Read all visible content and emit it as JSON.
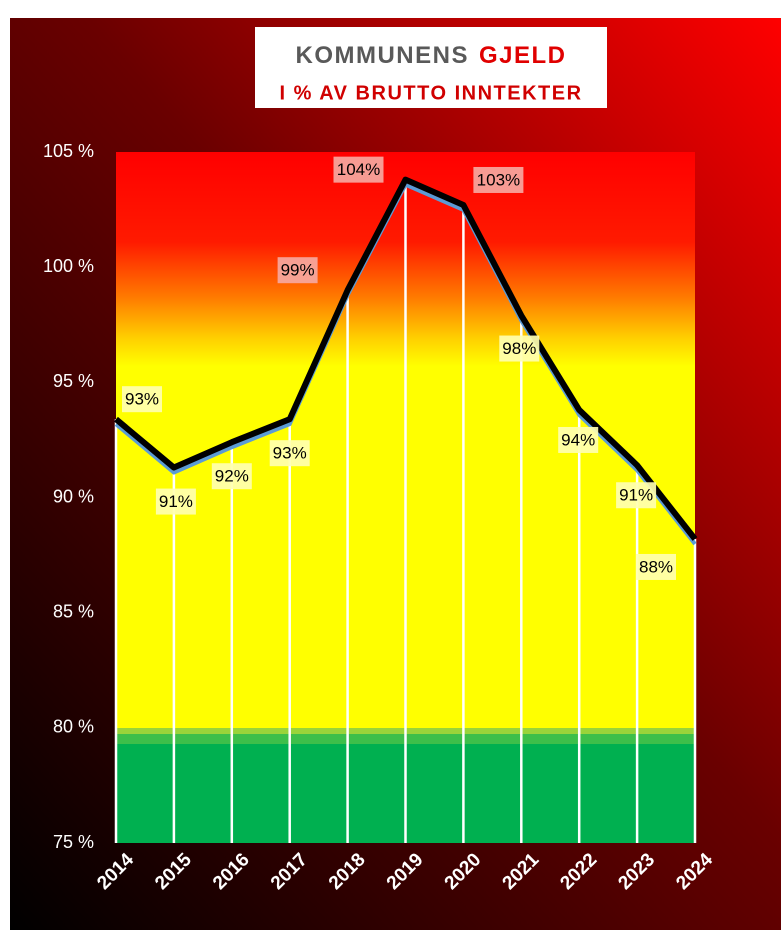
{
  "chart_data": {
    "type": "line",
    "title_prefix": "KOMMUNENS",
    "title_highlight": "GJELD",
    "subtitle": "I % AV BRUTTO INNTEKTER",
    "categories": [
      "2014",
      "2015",
      "2016",
      "2017",
      "2018",
      "2019",
      "2020",
      "2021",
      "2022",
      "2023",
      "2024"
    ],
    "values": [
      93.4,
      91.3,
      92.4,
      93.4,
      99.0,
      103.8,
      102.7,
      97.9,
      93.8,
      91.4,
      88.2
    ],
    "value_labels": [
      "93%",
      "91%",
      "92%",
      "93%",
      "99%",
      "104%",
      "103%",
      "98%",
      "94%",
      "91%",
      "88%"
    ],
    "color": "#000000",
    "ylim": [
      75,
      105
    ],
    "yticks": [
      {
        "value": 75,
        "label": "75 %"
      },
      {
        "value": 80,
        "label": "80 %"
      },
      {
        "value": 85,
        "label": "85 %"
      },
      {
        "value": 90,
        "label": "90 %"
      },
      {
        "value": 95,
        "label": "95 %"
      },
      {
        "value": 100,
        "label": "100 %"
      },
      {
        "value": 105,
        "label": "105 %"
      }
    ]
  }
}
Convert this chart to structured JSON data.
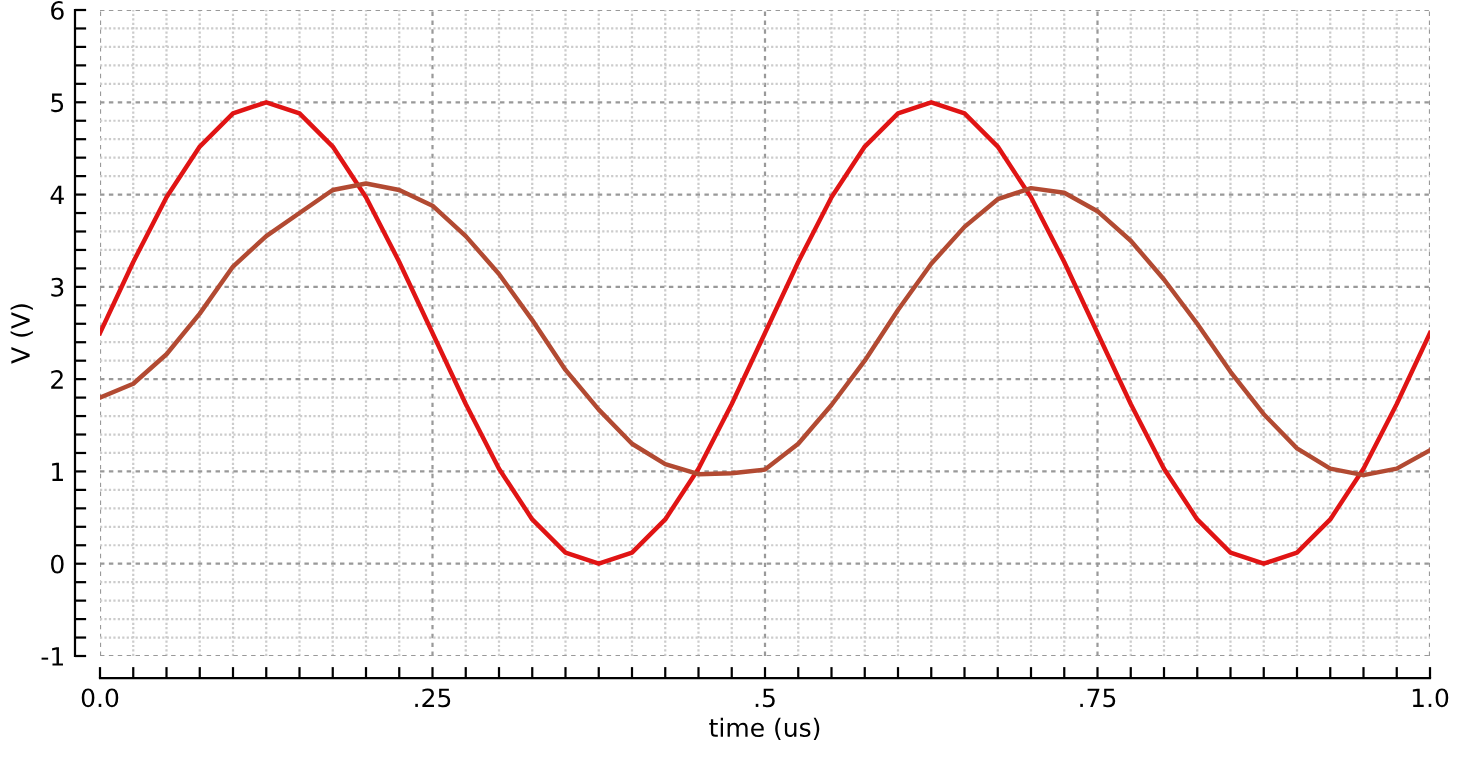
{
  "chart_data": {
    "type": "line",
    "xlabel": "time (us)",
    "ylabel": "V (V)",
    "xlim": [
      0,
      1
    ],
    "ylim": [
      -1,
      6
    ],
    "xticks": [
      {
        "value": 0,
        "label": "0.0"
      },
      {
        "value": 0.025,
        "label": null
      },
      {
        "value": 0.05,
        "label": null
      },
      {
        "value": 0.075,
        "label": null
      },
      {
        "value": 0.1,
        "label": null
      },
      {
        "value": 0.125,
        "label": null
      },
      {
        "value": 0.15,
        "label": null
      },
      {
        "value": 0.175,
        "label": null
      },
      {
        "value": 0.2,
        "label": null
      },
      {
        "value": 0.225,
        "label": null
      },
      {
        "value": 0.25,
        "label": ".25"
      },
      {
        "value": 0.275,
        "label": null
      },
      {
        "value": 0.3,
        "label": null
      },
      {
        "value": 0.325,
        "label": null
      },
      {
        "value": 0.35,
        "label": null
      },
      {
        "value": 0.375,
        "label": null
      },
      {
        "value": 0.4,
        "label": null
      },
      {
        "value": 0.425,
        "label": null
      },
      {
        "value": 0.45,
        "label": null
      },
      {
        "value": 0.475,
        "label": null
      },
      {
        "value": 0.5,
        "label": ".5"
      },
      {
        "value": 0.525,
        "label": null
      },
      {
        "value": 0.55,
        "label": null
      },
      {
        "value": 0.575,
        "label": null
      },
      {
        "value": 0.6,
        "label": null
      },
      {
        "value": 0.625,
        "label": null
      },
      {
        "value": 0.65,
        "label": null
      },
      {
        "value": 0.675,
        "label": null
      },
      {
        "value": 0.7,
        "label": null
      },
      {
        "value": 0.725,
        "label": null
      },
      {
        "value": 0.75,
        "label": ".75"
      },
      {
        "value": 0.775,
        "label": null
      },
      {
        "value": 0.8,
        "label": null
      },
      {
        "value": 0.825,
        "label": null
      },
      {
        "value": 0.85,
        "label": null
      },
      {
        "value": 0.875,
        "label": null
      },
      {
        "value": 0.9,
        "label": null
      },
      {
        "value": 0.925,
        "label": null
      },
      {
        "value": 0.95,
        "label": null
      },
      {
        "value": 0.975,
        "label": null
      },
      {
        "value": 1,
        "label": "1.0"
      }
    ],
    "yticks": [
      -1,
      {
        "value": -0.8,
        "label": null
      },
      {
        "value": -0.6,
        "label": null
      },
      {
        "value": -0.4,
        "label": null
      },
      {
        "value": -0.2,
        "label": null
      },
      0,
      {
        "value": 0.2,
        "label": null
      },
      {
        "value": 0.4,
        "label": null
      },
      {
        "value": 0.6,
        "label": null
      },
      {
        "value": 0.8,
        "label": null
      },
      1,
      {
        "value": 1.2,
        "label": null
      },
      {
        "value": 1.4,
        "label": null
      },
      {
        "value": 1.6,
        "label": null
      },
      {
        "value": 1.8,
        "label": null
      },
      2,
      {
        "value": 2.2,
        "label": null
      },
      {
        "value": 2.4,
        "label": null
      },
      {
        "value": 2.6,
        "label": null
      },
      {
        "value": 2.8,
        "label": null
      },
      3,
      {
        "value": 3.2,
        "label": null
      },
      {
        "value": 3.4,
        "label": null
      },
      {
        "value": 3.6,
        "label": null
      },
      {
        "value": 3.8,
        "label": null
      },
      4,
      {
        "value": 4.2,
        "label": null
      },
      {
        "value": 4.4,
        "label": null
      },
      {
        "value": 4.6,
        "label": null
      },
      {
        "value": 4.8,
        "label": null
      },
      5,
      {
        "value": 5.2,
        "label": null
      },
      {
        "value": 5.4,
        "label": null
      },
      {
        "value": 5.6,
        "label": null
      },
      {
        "value": 5.8,
        "label": null
      },
      6
    ],
    "grid": true,
    "legend": false,
    "marker": "none",
    "line_style": "solid",
    "x": [
      0,
      0.025,
      0.05,
      0.075,
      0.1,
      0.125,
      0.15,
      0.175,
      0.2,
      0.225,
      0.25,
      0.275,
      0.3,
      0.325,
      0.35,
      0.375,
      0.4,
      0.425,
      0.45,
      0.475,
      0.5,
      0.525,
      0.55,
      0.575,
      0.6,
      0.625,
      0.65,
      0.675,
      0.7,
      0.725,
      0.75,
      0.775,
      0.8,
      0.825,
      0.85,
      0.875,
      0.9,
      0.925,
      0.95,
      0.975,
      1
    ],
    "series": [
      {
        "color": "#e01414",
        "values": [
          2.5,
          3.27,
          3.97,
          4.52,
          4.88,
          5.0,
          4.88,
          4.52,
          3.97,
          3.27,
          2.5,
          1.73,
          1.03,
          0.48,
          0.12,
          0.0,
          0.12,
          0.48,
          1.03,
          1.73,
          2.5,
          3.27,
          3.97,
          4.52,
          4.88,
          5.0,
          4.88,
          4.52,
          3.97,
          3.27,
          2.5,
          1.73,
          1.03,
          0.48,
          0.12,
          0.0,
          0.12,
          0.48,
          1.03,
          1.73,
          2.5
        ]
      },
      {
        "color": "#b24a32",
        "values": [
          1.8,
          1.95,
          2.27,
          2.71,
          3.22,
          3.55,
          3.8,
          4.05,
          4.12,
          4.05,
          3.88,
          3.55,
          3.14,
          2.64,
          2.1,
          1.67,
          1.3,
          1.08,
          0.97,
          0.98,
          1.02,
          1.3,
          1.72,
          2.2,
          2.75,
          3.25,
          3.65,
          3.95,
          4.07,
          4.02,
          3.82,
          3.5,
          3.08,
          2.6,
          2.08,
          1.62,
          1.25,
          1.03,
          0.96,
          1.03,
          1.23
        ]
      }
    ]
  }
}
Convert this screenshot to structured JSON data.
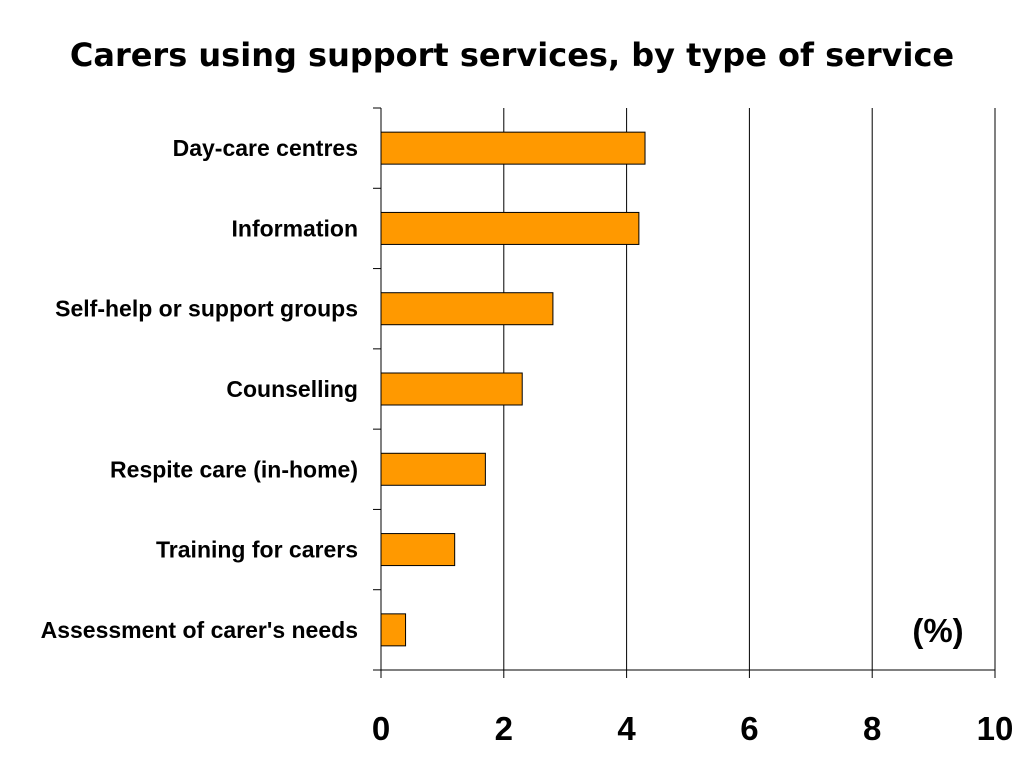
{
  "chart_data": {
    "type": "bar",
    "orientation": "horizontal",
    "title": "Carers using support services, by type of service",
    "categories": [
      "Day-care centres",
      "Information",
      "Self-help or support groups",
      "Counselling",
      "Respite care (in-home)",
      "Training for carers",
      "Assessment of carer's needs"
    ],
    "values": [
      4.3,
      4.2,
      2.8,
      2.3,
      1.7,
      1.2,
      0.4
    ],
    "xlabel": "",
    "ylabel": "",
    "unit_label": "(%)",
    "xlim": [
      0,
      10
    ],
    "xticks": [
      "0",
      "2",
      "4",
      "6",
      "8",
      "10"
    ],
    "grid": "vertical",
    "bar_color": "#FF9900",
    "bar_outline_color": "#000000"
  }
}
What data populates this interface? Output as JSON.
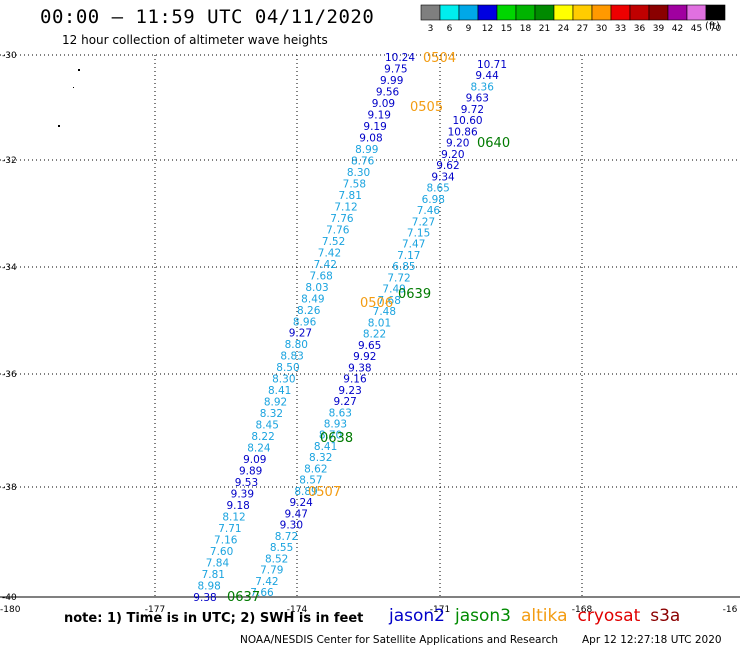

*-*-*

Task goal: Transcribe the whole listing exactly. Pictures stay out of your copy.

The output:
Read all visible content and emit it as JSON.
{
  "chart_data": {
    "type": "line",
    "title_prefix": "KOMMUNENS",
    "title_highlight": "GJELD",
    "subtitle": "I % AV BRUTTO INNTEKTER",
    "categories": [
      "2014",
      "2015",
      "2016",
      "2017",
      "2018",
      "2019",
      "2020",
      "2021",
      "2022",
      "2023",
      "2024"
    ],
    "values": [
      93.4,
      91.3,
      92.4,
      93.4,
      99.0,
      103.8,
      102.7,
      97.9,
      93.8,
      91.4,
      88.2
    ],
    "value_labels": [
      "93%",
      "91%",
      "92%",
      "93%",
      "99%",
      "104%",
      "103%",
      "98%",
      "94%",
      "91%",
      "88%"
    ],
    "color": "#000000",
    "ylim": [
      75,
      105
    ],
    "yticks": [
      {
        "value": 75,
        "label": "75 %"
      },
      {
        "value": 80,
        "label": "80 %"
      },
      {
        "value": 85,
        "label": "85 %"
      },
      {
        "value": 90,
        "label": "90 %"
      },
      {
        "value": 95,
        "label": "95 %"
      },
      {
        "value": 100,
        "label": "100 %"
      },
      {
        "value": 105,
        "label": "105 %"
      }
    ]
  }
}
Convert this chart to structured JSON data.
{
  "chart_data": {
    "type": "line",
    "xlabel": "time (us)",
    "ylabel": "V (V)",
    "xlim": [
      0,
      1
    ],
    "ylim": [
      -1,
      6
    ],
    "xticks": [
      {
        "value": 0,
        "label": "0.0"
      },
      {
        "value": 0.025,
        "label": null
      },
      {
        "value": 0.05,
        "label": null
      },
      {
        "value": 0.075,
        "label": null
      },
      {
        "value": 0.1,
        "label": null
      },
      {
        "value": 0.125,
        "label": null
      },
      {
        "value": 0.15,
        "label": null
      },
      {
        "value": 0.175,
        "label": null
      },
      {
        "value": 0.2,
        "label": null
      },
      {
        "value": 0.225,
        "label": null
      },
      {
        "value": 0.25,
        "label": ".25"
      },
      {
        "value": 0.275,
        "label": null
      },
      {
        "value": 0.3,
        "label": null
      },
      {
        "value": 0.325,
        "label": null
      },
      {
        "value": 0.35,
        "label": null
      },
      {
        "value": 0.375,
        "label": null
      },
      {
        "value": 0.4,
        "label": null
      },
      {
        "value": 0.425,
        "label": null
      },
      {
        "value": 0.45,
        "label": null
      },
      {
        "value": 0.475,
        "label": null
      },
      {
        "value": 0.5,
        "label": ".5"
      },
      {
        "value": 0.525,
        "label": null
      },
      {
        "value": 0.55,
        "label": null
      },
      {
        "value": 0.575,
        "label": null
      },
      {
        "value": 0.6,
        "label": null
      },
      {
        "value": 0.625,
        "label": null
      },
      {
        "value": 0.65,
        "label": null
      },
      {
        "value": 0.675,
        "label": null
      },
      {
        "value": 0.7,
        "label": null
      },
      {
        "value": 0.725,
        "label": null
      },
      {
        "value": 0.75,
        "label": ".75"
      },
      {
        "value": 0.775,
        "label": null
      },
      {
        "value": 0.8,
        "label": null
      },
      {
        "value": 0.825,
        "label": null
      },
      {
        "value": 0.85,
        "label": null
      },
      {
        "value": 0.875,
        "label": null
      },
      {
        "value": 0.9,
        "label": null
      },
      {
        "value": 0.925,
        "label": null
      },
      {
        "value": 0.95,
        "label": null
      },
      {
        "value": 0.975,
        "label": null
      },
      {
        "value": 1,
        "label": "1.0"
      }
    ],
    "yticks": [
      -1,
      {
        "value": -0.8,
        "label": null
      },
      {
        "value": -0.6,
        "label": null
      },
      {
        "value": -0.4,
        "label": null
      },
      {
        "value": -0.2,
        "label": null
      },
      0,
      {
        "value": 0.2,
        "label": null
      },
      {
        "value": 0.4,
        "label": null
      },
      {
        "value": 0.6,
        "label": null
      },
      {
        "value": 0.8,
        "label": null
      },
      1,
      {
        "value": 1.2,
        "label": null
      },
      {
        "value": 1.4,
        "label": null
      },
      {
        "value": 1.6,
        "label": null
      },
      {
        "value": 1.8,
        "label": null
      },
      2,
      {
        "value": 2.2,
        "label": null
      },
      {
        "value": 2.4,
        "label": null
      },
      {
        "value": 2.6,
        "label": null
      },
      {
        "value": 2.8,
        "label": null
      },
      3,
      {
        "value": 3.2,
        "label": null
      },
      {
        "value": 3.4,
        "label": null
      },
      {
        "value": 3.6,
        "label": null
      },
      {
        "value": 3.8,
        "label": null
      },
      4,
      {
        "value": 4.2,
        "label": null
      },
      {
        "value": 4.4,
        "label": null
      },
      {
        "value": 4.6,
        "label": null
      },
      {
        "value": 4.8,
        "label": null
      },
      5,
      {
        "value": 5.2,
        "label": null
      },
      {
        "value": 5.4,
        "label": null
      },
      {
        "value": 5.6,
        "label": null
      },
      {
        "value": 5.8,
        "label": null
      },
      6
    ],
    "grid": true,
    "legend": false,
    "marker": "none",
    "line_style": "solid",
    "x": [
      0,
      0.025,
      0.05,
      0.075,
      0.1,
      0.125,
      0.15,
      0.175,
      0.2,
      0.225,
      0.25,
      0.275,
      0.3,
      0.325,
      0.35,
      0.375,
      0.4,
      0.425,
      0.45,
      0.475,
      0.5,
      0.525,
      0.55,
      0.575,
      0.6,
      0.625,
      0.65,
      0.675,
      0.7,
      0.725,
      0.75,
      0.775,
      0.8,
      0.825,
      0.85,
      0.875,
      0.9,
      0.925,
      0.95,
      0.975,
      1
    ],
    "series": [
      {
        "color": "#e01414",
        "values": [
          2.5,
          3.27,
          3.97,
          4.52,
          4.88,
          5.0,
          4.88,
          4.52,
          3.97,
          3.27,
          2.5,
          1.73,
          1.03,
          0.48,
          0.12,
          0.0,
          0.12,
          0.48,
          1.03,
          1.73,
          2.5,
          3.27,
          3.97,
          4.52,
          4.88,
          5.0,
          4.88,
          4.52,
          3.97,
          3.27,
          2.5,
          1.73,
          1.03,
          0.48,
          0.12,
          0.0,
          0.12,
          0.48,
          1.03,
          1.73,
          2.5
        ]
      },
      {
        "color": "#b24a32",
        "values": [
          1.8,
          1.95,
          2.27,
          2.71,
          3.22,
          3.55,
          3.8,
          4.05,
          4.12,
          4.05,
          3.88,
          3.55,
          3.14,
          2.64,
          2.1,
          1.67,
          1.3,
          1.08,
          0.97,
          0.98,
          1.02,
          1.3,
          1.72,
          2.2,
          2.75,
          3.25,
          3.65,
          3.95,
          4.07,
          4.02,
          3.82,
          3.5,
          3.08,
          2.6,
          2.08,
          1.62,
          1.25,
          1.03,
          0.96,
          1.03,
          1.23
        ]
      }
    ]
  }
}
Convert this screenshot to structured JSON data.
{
  "chart_data": {
    "type": "bar",
    "orientation": "horizontal",
    "title": "Carers using support services, by type of service",
    "categories": [
      "Day-care centres",
      "Information",
      "Self-help or support groups",
      "Counselling",
      "Respite care (in-home)",
      "Training for carers",
      "Assessment of carer's needs"
    ],
    "values": [
      4.3,
      4.2,
      2.8,
      2.3,
      1.7,
      1.2,
      0.4
    ],
    "xlabel": "",
    "ylabel": "",
    "unit_label": "(%)",
    "xlim": [
      0,
      10
    ],
    "xticks": [
      "0",
      "2",
      "4",
      "6",
      "8",
      "10"
    ],
    "grid": "vertical",
    "bar_color": "#FF9900",
    "bar_outline_color": "#000000"
  }
}
What data populates this interface? Output as JSON.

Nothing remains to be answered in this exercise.